**PROMPT:** Write out each line exactly as given. Leave the pictures out of your copy.

Collected data
# # # # # # #

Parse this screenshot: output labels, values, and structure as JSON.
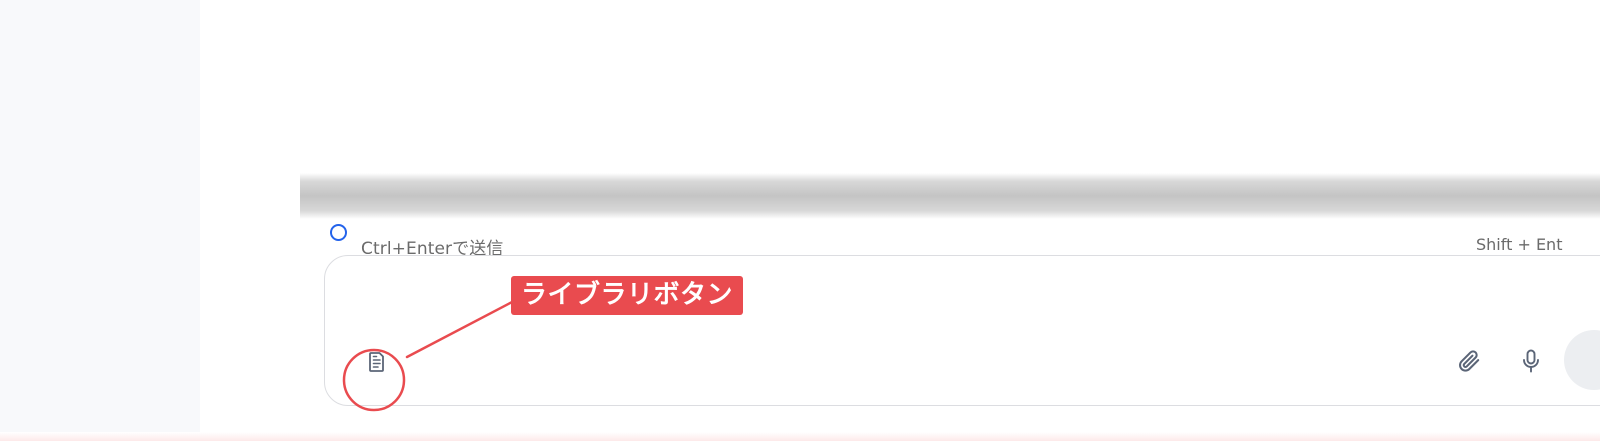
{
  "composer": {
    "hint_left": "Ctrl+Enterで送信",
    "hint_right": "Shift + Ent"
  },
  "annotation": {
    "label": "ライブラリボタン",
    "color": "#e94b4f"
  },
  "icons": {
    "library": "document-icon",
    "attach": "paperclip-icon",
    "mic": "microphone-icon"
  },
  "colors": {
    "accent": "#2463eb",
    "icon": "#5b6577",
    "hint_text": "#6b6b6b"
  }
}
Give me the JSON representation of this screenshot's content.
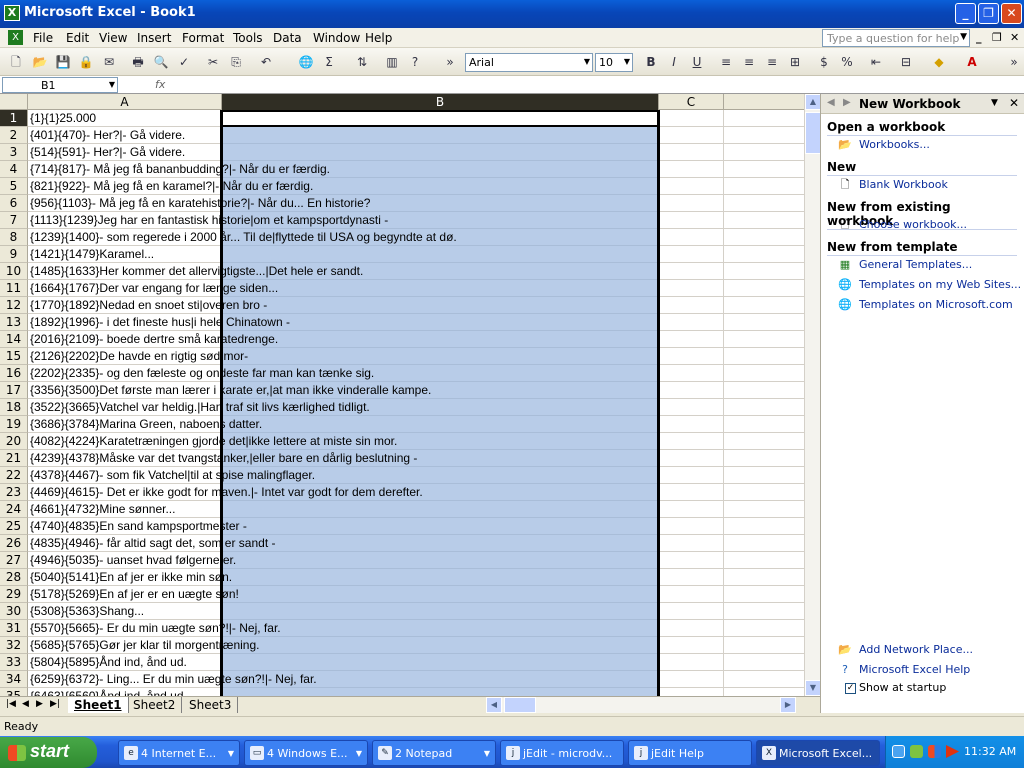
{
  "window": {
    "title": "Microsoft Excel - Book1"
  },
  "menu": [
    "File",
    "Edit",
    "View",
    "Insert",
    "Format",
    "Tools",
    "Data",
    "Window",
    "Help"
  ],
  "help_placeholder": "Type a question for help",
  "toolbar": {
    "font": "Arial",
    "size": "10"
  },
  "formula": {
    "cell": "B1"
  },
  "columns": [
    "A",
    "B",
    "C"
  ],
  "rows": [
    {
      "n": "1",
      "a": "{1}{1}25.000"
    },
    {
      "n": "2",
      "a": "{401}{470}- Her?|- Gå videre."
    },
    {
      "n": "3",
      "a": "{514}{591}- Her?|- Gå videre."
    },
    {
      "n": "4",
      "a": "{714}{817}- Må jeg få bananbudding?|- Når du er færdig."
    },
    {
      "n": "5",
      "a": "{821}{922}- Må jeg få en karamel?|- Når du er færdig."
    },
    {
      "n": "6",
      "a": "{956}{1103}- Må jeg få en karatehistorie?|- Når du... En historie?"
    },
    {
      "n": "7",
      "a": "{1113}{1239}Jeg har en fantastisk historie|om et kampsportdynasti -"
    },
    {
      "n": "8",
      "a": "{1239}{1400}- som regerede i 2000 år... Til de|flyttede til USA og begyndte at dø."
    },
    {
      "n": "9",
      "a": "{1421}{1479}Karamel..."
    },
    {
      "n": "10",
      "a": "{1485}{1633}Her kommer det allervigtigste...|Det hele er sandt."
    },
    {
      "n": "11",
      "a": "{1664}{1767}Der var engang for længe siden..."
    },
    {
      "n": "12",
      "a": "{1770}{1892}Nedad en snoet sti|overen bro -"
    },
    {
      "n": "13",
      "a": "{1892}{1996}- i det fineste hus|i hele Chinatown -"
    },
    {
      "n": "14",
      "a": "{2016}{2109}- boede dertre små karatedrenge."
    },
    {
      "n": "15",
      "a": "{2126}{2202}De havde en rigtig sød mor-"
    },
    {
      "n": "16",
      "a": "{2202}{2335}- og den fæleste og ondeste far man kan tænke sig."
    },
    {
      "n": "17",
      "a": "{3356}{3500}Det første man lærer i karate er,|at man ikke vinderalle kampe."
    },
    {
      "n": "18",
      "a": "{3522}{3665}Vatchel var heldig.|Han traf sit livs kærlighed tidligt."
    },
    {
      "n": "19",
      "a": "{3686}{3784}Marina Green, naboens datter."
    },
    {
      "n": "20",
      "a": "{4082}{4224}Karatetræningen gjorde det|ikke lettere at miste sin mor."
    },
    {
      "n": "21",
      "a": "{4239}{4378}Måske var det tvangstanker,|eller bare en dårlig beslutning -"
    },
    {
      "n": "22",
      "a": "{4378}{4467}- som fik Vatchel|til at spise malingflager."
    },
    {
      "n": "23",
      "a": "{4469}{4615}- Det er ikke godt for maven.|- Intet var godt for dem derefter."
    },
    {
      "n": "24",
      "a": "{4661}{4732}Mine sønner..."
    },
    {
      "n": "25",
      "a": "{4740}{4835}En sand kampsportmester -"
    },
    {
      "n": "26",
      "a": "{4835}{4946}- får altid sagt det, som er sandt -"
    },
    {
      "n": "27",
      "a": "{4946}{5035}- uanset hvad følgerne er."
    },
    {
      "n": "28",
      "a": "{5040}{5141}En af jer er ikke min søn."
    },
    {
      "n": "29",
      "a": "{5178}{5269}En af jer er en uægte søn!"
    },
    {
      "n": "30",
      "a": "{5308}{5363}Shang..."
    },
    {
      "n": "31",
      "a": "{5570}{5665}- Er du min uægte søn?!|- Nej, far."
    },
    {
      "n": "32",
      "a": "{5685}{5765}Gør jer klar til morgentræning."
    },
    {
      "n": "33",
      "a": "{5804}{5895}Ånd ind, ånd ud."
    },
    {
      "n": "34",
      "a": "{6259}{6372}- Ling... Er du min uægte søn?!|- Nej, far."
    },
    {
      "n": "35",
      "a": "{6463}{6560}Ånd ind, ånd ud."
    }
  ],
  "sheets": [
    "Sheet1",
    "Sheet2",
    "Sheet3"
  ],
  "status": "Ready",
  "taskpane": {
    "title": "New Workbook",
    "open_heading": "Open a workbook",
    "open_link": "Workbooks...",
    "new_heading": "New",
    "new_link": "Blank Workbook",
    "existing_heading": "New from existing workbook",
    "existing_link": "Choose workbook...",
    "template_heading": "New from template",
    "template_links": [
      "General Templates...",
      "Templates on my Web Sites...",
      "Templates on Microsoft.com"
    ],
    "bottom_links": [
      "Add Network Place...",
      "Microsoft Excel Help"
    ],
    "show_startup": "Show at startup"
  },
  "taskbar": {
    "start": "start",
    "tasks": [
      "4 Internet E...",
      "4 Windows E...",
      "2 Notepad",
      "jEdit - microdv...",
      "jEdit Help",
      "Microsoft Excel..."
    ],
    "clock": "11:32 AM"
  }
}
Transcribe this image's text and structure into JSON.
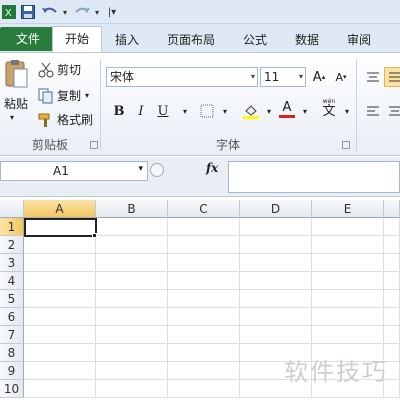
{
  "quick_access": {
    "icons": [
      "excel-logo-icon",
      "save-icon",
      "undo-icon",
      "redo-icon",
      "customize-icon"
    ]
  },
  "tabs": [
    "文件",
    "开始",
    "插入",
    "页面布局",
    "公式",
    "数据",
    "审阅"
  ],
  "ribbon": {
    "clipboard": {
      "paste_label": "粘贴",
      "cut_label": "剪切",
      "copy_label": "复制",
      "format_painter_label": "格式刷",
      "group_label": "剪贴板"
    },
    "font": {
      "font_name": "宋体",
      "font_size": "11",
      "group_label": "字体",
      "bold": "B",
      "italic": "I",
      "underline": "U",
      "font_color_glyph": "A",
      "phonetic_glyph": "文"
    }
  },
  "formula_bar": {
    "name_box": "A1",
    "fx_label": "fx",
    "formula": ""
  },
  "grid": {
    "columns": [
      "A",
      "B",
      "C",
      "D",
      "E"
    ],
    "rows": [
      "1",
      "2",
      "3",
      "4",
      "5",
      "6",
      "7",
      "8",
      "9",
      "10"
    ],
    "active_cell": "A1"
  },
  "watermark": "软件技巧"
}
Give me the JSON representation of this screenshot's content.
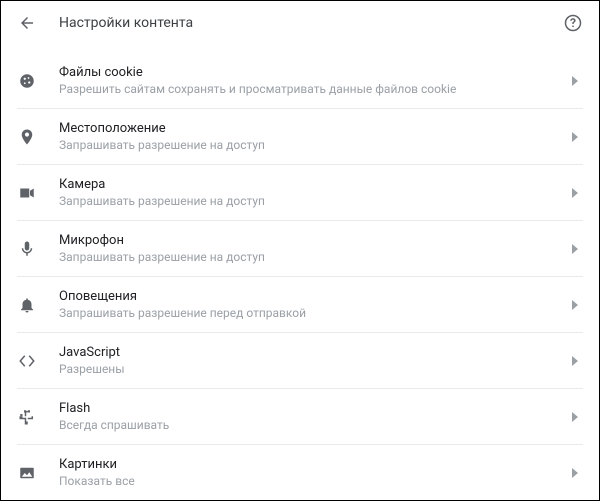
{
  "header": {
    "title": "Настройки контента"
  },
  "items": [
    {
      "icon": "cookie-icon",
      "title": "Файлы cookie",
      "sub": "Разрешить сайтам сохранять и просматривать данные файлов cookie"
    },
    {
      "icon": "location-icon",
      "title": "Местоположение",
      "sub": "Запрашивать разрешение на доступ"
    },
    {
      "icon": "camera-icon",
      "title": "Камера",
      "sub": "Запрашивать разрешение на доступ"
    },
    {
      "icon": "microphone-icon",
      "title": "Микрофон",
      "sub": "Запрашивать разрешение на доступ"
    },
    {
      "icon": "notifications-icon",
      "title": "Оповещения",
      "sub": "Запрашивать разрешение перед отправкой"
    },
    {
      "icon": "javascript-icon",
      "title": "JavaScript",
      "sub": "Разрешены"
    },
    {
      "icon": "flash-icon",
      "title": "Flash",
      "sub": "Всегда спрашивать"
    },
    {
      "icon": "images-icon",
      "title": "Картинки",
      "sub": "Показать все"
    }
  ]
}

# # # # # # #

**WRITTEN SOLUTION:**
Parse this screenshot: output labels, values, and structure as JSON.
{
  "composer": {
    "hint_left": "Ctrl+Enterで送信",
    "hint_right": "Shift + Ent"
  },
  "annotation": {
    "label": "ライブラリボタン",
    "color": "#e94b4f"
  },
  "icons": {
    "library": "document-icon",
    "attach": "paperclip-icon",
    "mic": "microphone-icon"
  },
  "colors": {
    "accent": "#2463eb",
    "icon": "#5b6577",
    "hint_text": "#6b6b6b"
  }
}
Give me the JSON representation of this screenshot's content.
{
  "window": {
    "title": "Microsoft Excel - Book1"
  },
  "menu": [
    "File",
    "Edit",
    "View",
    "Insert",
    "Format",
    "Tools",
    "Data",
    "Window",
    "Help"
  ],
  "help_placeholder": "Type a question for help",
  "toolbar": {
    "font": "Arial",
    "size": "10"
  },
  "formula": {
    "cell": "B1"
  },
  "columns": [
    "A",
    "B",
    "C"
  ],
  "rows": [
    {
      "n": "1",
      "a": "{1}{1}25.000"
    },
    {
      "n": "2",
      "a": "{401}{470}- Her?|- Gå videre."
    },
    {
      "n": "3",
      "a": "{514}{591}- Her?|- Gå videre."
    },
    {
      "n": "4",
      "a": "{714}{817}- Må jeg få bananbudding?|- Når du er færdig."
    },
    {
      "n": "5",
      "a": "{821}{922}- Må jeg få en karamel?|- Når du er færdig."
    },
    {
      "n": "6",
      "a": "{956}{1103}- Må jeg få en karatehistorie?|- Når du... En historie?"
    },
    {
      "n": "7",
      "a": "{1113}{1239}Jeg har en fantastisk historie|om et kampsportdynasti -"
    },
    {
      "n": "8",
      "a": "{1239}{1400}- som regerede i 2000 år... Til de|flyttede til USA og begyndte at dø."
    },
    {
      "n": "9",
      "a": "{1421}{1479}Karamel..."
    },
    {
      "n": "10",
      "a": "{1485}{1633}Her kommer det allervigtigste...|Det hele er sandt."
    },
    {
      "n": "11",
      "a": "{1664}{1767}Der var engang for længe siden..."
    },
    {
      "n": "12",
      "a": "{1770}{1892}Nedad en snoet sti|overen bro -"
    },
    {
      "n": "13",
      "a": "{1892}{1996}- i det fineste hus|i hele Chinatown -"
    },
    {
      "n": "14",
      "a": "{2016}{2109}- boede dertre små karatedrenge."
    },
    {
      "n": "15",
      "a": "{2126}{2202}De havde en rigtig sød mor-"
    },
    {
      "n": "16",
      "a": "{2202}{2335}- og den fæleste og ondeste far man kan tænke sig."
    },
    {
      "n": "17",
      "a": "{3356}{3500}Det første man lærer i karate er,|at man ikke vinderalle kampe."
    },
    {
      "n": "18",
      "a": "{3522}{3665}Vatchel var heldig.|Han traf sit livs kærlighed tidligt."
    },
    {
      "n": "19",
      "a": "{3686}{3784}Marina Green, naboens datter."
    },
    {
      "n": "20",
      "a": "{4082}{4224}Karatetræningen gjorde det|ikke lettere at miste sin mor."
    },
    {
      "n": "21",
      "a": "{4239}{4378}Måske var det tvangstanker,|eller bare en dårlig beslutning -"
    },
    {
      "n": "22",
      "a": "{4378}{4467}- som fik Vatchel|til at spise malingflager."
    },
    {
      "n": "23",
      "a": "{4469}{4615}- Det er ikke godt for maven.|- Intet var godt for dem derefter."
    },
    {
      "n": "24",
      "a": "{4661}{4732}Mine sønner..."
    },
    {
      "n": "25",
      "a": "{4740}{4835}En sand kampsportmester -"
    },
    {
      "n": "26",
      "a": "{4835}{4946}- får altid sagt det, som er sandt -"
    },
    {
      "n": "27",
      "a": "{4946}{5035}- uanset hvad følgerne er."
    },
    {
      "n": "28",
      "a": "{5040}{5141}En af jer er ikke min søn."
    },
    {
      "n": "29",
      "a": "{5178}{5269}En af jer er en uægte søn!"
    },
    {
      "n": "30",
      "a": "{5308}{5363}Shang..."
    },
    {
      "n": "31",
      "a": "{5570}{5665}- Er du min uægte søn?!|- Nej, far."
    },
    {
      "n": "32",
      "a": "{5685}{5765}Gør jer klar til morgentræning."
    },
    {
      "n": "33",
      "a": "{5804}{5895}Ånd ind, ånd ud."
    },
    {
      "n": "34",
      "a": "{6259}{6372}- Ling... Er du min uægte søn?!|- Nej, far."
    },
    {
      "n": "35",
      "a": "{6463}{6560}Ånd ind, ånd ud."
    }
  ],
  "sheets": [
    "Sheet1",
    "Sheet2",
    "Sheet3"
  ],
  "status": "Ready",
  "taskpane": {
    "title": "New Workbook",
    "open_heading": "Open a workbook",
    "open_link": "Workbooks...",
    "new_heading": "New",
    "new_link": "Blank Workbook",
    "existing_heading": "New from existing workbook",
    "existing_link": "Choose workbook...",
    "template_heading": "New from template",
    "template_links": [
      "General Templates...",
      "Templates on my Web Sites...",
      "Templates on Microsoft.com"
    ],
    "bottom_links": [
      "Add Network Place...",
      "Microsoft Excel Help"
    ],
    "show_startup": "Show at startup"
  },
  "taskbar": {
    "start": "start",
    "tasks": [
      "4 Internet E...",
      "4 Windows E...",
      "2 Notepad",
      "jEdit - microdv...",
      "jEdit Help",
      "Microsoft Excel..."
    ],
    "clock": "11:32 AM"
  }
}
Transcribe this image's text and structure into JSON.
{
  "quick_access": {
    "icons": [
      "excel-logo-icon",
      "save-icon",
      "undo-icon",
      "redo-icon",
      "customize-icon"
    ]
  },
  "tabs": [
    "文件",
    "开始",
    "插入",
    "页面布局",
    "公式",
    "数据",
    "审阅"
  ],
  "ribbon": {
    "clipboard": {
      "paste_label": "粘贴",
      "cut_label": "剪切",
      "copy_label": "复制",
      "format_painter_label": "格式刷",
      "group_label": "剪贴板"
    },
    "font": {
      "font_name": "宋体",
      "font_size": "11",
      "group_label": "字体",
      "bold": "B",
      "italic": "I",
      "underline": "U",
      "font_color_glyph": "A",
      "phonetic_glyph": "文"
    }
  },
  "formula_bar": {
    "name_box": "A1",
    "fx_label": "fx",
    "formula": ""
  },
  "grid": {
    "columns": [
      "A",
      "B",
      "C",
      "D",
      "E"
    ],
    "rows": [
      "1",
      "2",
      "3",
      "4",
      "5",
      "6",
      "7",
      "8",
      "9",
      "10"
    ],
    "active_cell": "A1"
  },
  "watermark": "软件技巧"
}
Give me the JSON representation of this screenshot's content.
{
  "header": {
    "title": "Настройки контента"
  },
  "items": [
    {
      "icon": "cookie-icon",
      "title": "Файлы cookie",
      "sub": "Разрешить сайтам сохранять и просматривать данные файлов cookie"
    },
    {
      "icon": "location-icon",
      "title": "Местоположение",
      "sub": "Запрашивать разрешение на доступ"
    },
    {
      "icon": "camera-icon",
      "title": "Камера",
      "sub": "Запрашивать разрешение на доступ"
    },
    {
      "icon": "microphone-icon",
      "title": "Микрофон",
      "sub": "Запрашивать разрешение на доступ"
    },
    {
      "icon": "notifications-icon",
      "title": "Оповещения",
      "sub": "Запрашивать разрешение перед отправкой"
    },
    {
      "icon": "javascript-icon",
      "title": "JavaScript",
      "sub": "Разрешены"
    },
    {
      "icon": "flash-icon",
      "title": "Flash",
      "sub": "Всегда спрашивать"
    },
    {
      "icon": "images-icon",
      "title": "Картинки",
      "sub": "Показать все"
    }
  ]
}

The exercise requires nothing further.